**Work order:** Character for character, transcribe the entries below, minus the images.

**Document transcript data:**
--

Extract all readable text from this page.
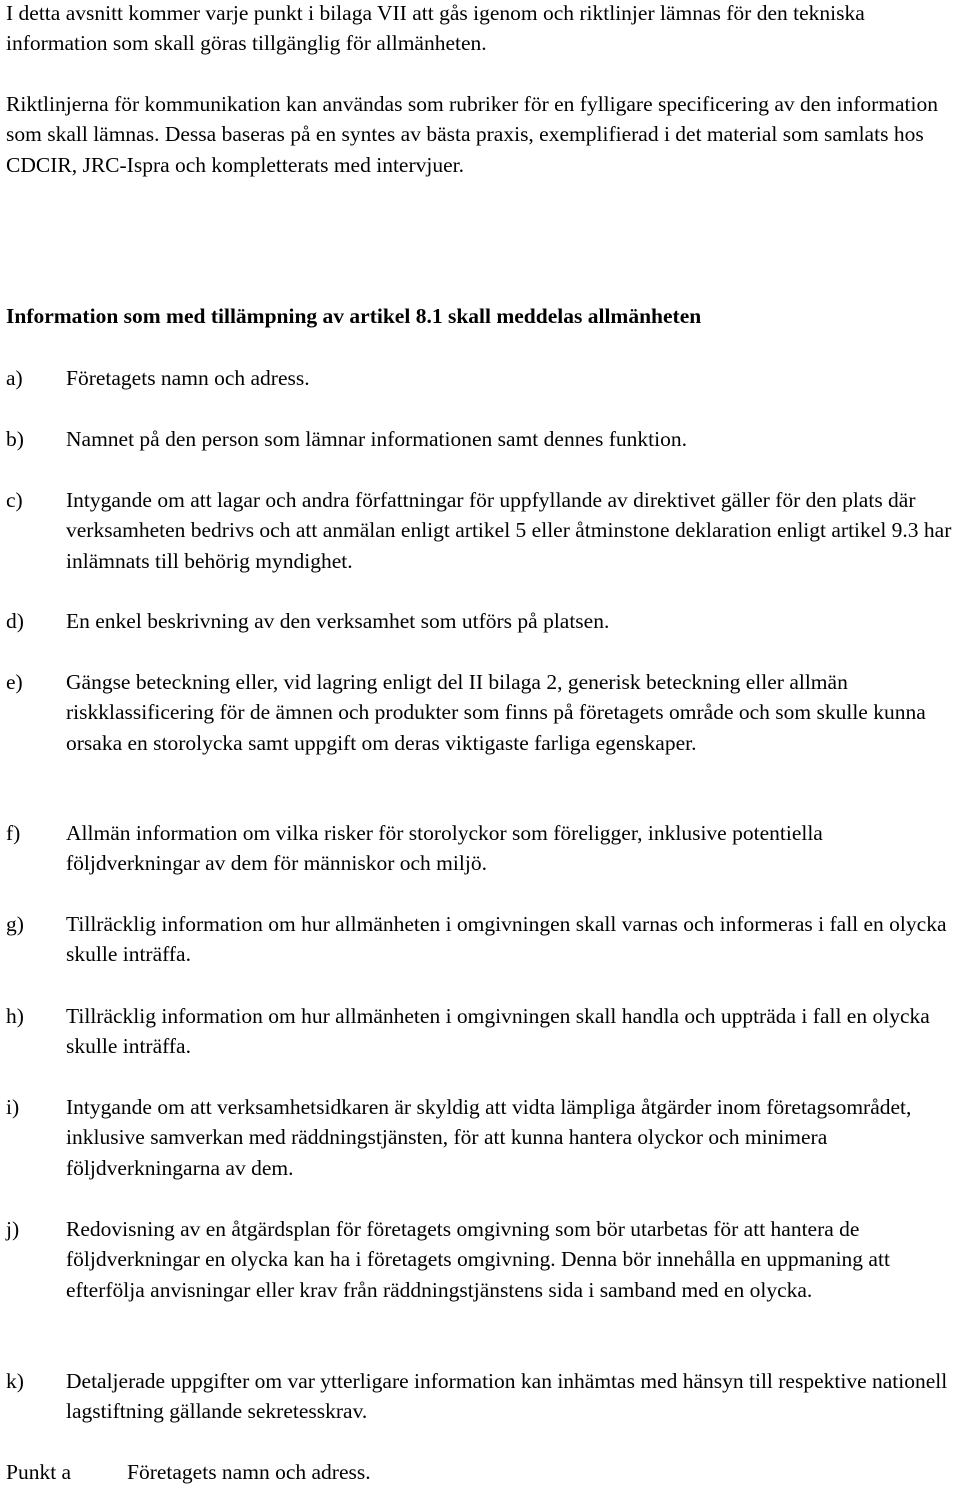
I detta avsnitt kommer varje punkt i bilaga VII att gås igenom och riktlinjer lämnas för den tekniska information som skall göras tillgänglig för allmänheten.

Riktlinjerna för kommunikation kan användas som rubriker för en fylligare specificering av den information som skall lämnas. Dessa baseras på en syntes av bästa praxis, exemplifierad i det material som samlats hos CDCIR, JRC-Ispra och kompletterats med intervjuer.

Information som med tillämpning av artikel 8.1 skall meddelas allmänheten

a) Företagets namn och adress.
b) Namnet på den person som lämnar informationen samt dennes funktion.
c) Intygande om att lagar och andra författningar för uppfyllande av direktivet gäller för den plats där verksamheten bedrivs och att anmälan enligt artikel 5 eller åtminstone deklaration enligt artikel 9.3 har inlämnats till behörig myndighet.
d) En enkel beskrivning av den verksamhet som utförs på platsen.
e) Gängse beteckning eller, vid lagring enligt del II bilaga 2, generisk beteckning eller allmän riskklassificering för de ämnen och produkter som finns på företagets område och som skulle kunna orsaka en storolycka samt uppgift om deras viktigaste farliga egenskaper.
f) Allmän information om vilka risker för storolyckor som föreligger, inklusive potentiella följdverkningar av dem för människor och miljö.
g) Tillräcklig information om hur allmänheten i omgivningen skall varnas och informeras i fall en olycka skulle inträffa.
h) Tillräcklig information om hur allmänheten i omgivningen skall handla och uppträda i fall en olycka skulle inträffa.
i) Intygande om att verksamhetsidkaren är skyldig att vidta lämpliga åtgärder inom företagsområdet, inklusive samverkan med räddningstjänsten, för att kunna hantera olyckor och minimera följdverkningarna av dem.
j) Redovisning av en åtgärdsplan för företagets omgivning som bör utarbetas för att hantera de följdverkningar en olycka kan ha i företagets omgivning. Denna bör innehålla en uppmaning att efterfölja anvisningar eller krav från räddningstjänstens sida i samband med en olycka.
k) Detaljerade uppgifter om var ytterligare information kan inhämtas med hänsyn till respektive nationell lagstiftning gällande sekretesskrav.
Punkt a	Företagets namn och adress.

--

**Solution:**
Extract all readable text from this page.
I detta avsnitt kommer varje punkt i bilaga VII att gås igenom och riktlinjer lämnas för den tekniska information som skall göras tillgänglig för allmänheten.

Riktlinjerna för kommunikation kan användas som rubriker för en fylligare specificering av den information som skall lämnas. Dessa baseras på en syntes av bästa praxis, exemplifierad i det material som samlats hos CDCIR, JRC-Ispra och kompletterats med intervjuer.

Information som med tillämpning av artikel 8.1 skall meddelas allmänheten

a) Företagets namn och adress.
b) Namnet på den person som lämnar informationen samt dennes funktion.
c) Intygande om att lagar och andra författningar för uppfyllande av direktivet gäller för den plats där verksamheten bedrivs och att anmälan enligt artikel 5 eller åtminstone deklaration enligt artikel 9.3 har inlämnats till behörig myndighet.
d) En enkel beskrivning av den verksamhet som utförs på platsen.
e) Gängse beteckning eller, vid lagring enligt del II bilaga 2, generisk beteckning eller allmän riskklassificering för de ämnen och produkter som finns på företagets område och som skulle kunna orsaka en storolycka samt uppgift om deras viktigaste farliga egenskaper.
f) Allmän information om vilka risker för storolyckor som föreligger, inklusive potentiella följdverkningar av dem för människor och miljö.
g) Tillräcklig information om hur allmänheten i omgivningen skall varnas och informeras i fall en olycka skulle inträffa.
h) Tillräcklig information om hur allmänheten i omgivningen skall handla och uppträda i fall en olycka skulle inträffa.
i) Intygande om att verksamhetsidkaren är skyldig att vidta lämpliga åtgärder inom företagsområdet, inklusive samverkan med räddningstjänsten, för att kunna hantera olyckor och minimera följdverkningarna av dem.
j) Redovisning av en åtgärdsplan för företagets omgivning som bör utarbetas för att hantera de följdverkningar en olycka kan ha i företagets omgivning. Denna bör innehålla en uppmaning att efterfölja anvisningar eller krav från räddningstjänstens sida i samband med en olycka.
k) Detaljerade uppgifter om var ytterligare information kan inhämtas med hänsyn till respektive nationell lagstiftning gällande sekretesskrav.
Punkt a	Företagets namn och adress.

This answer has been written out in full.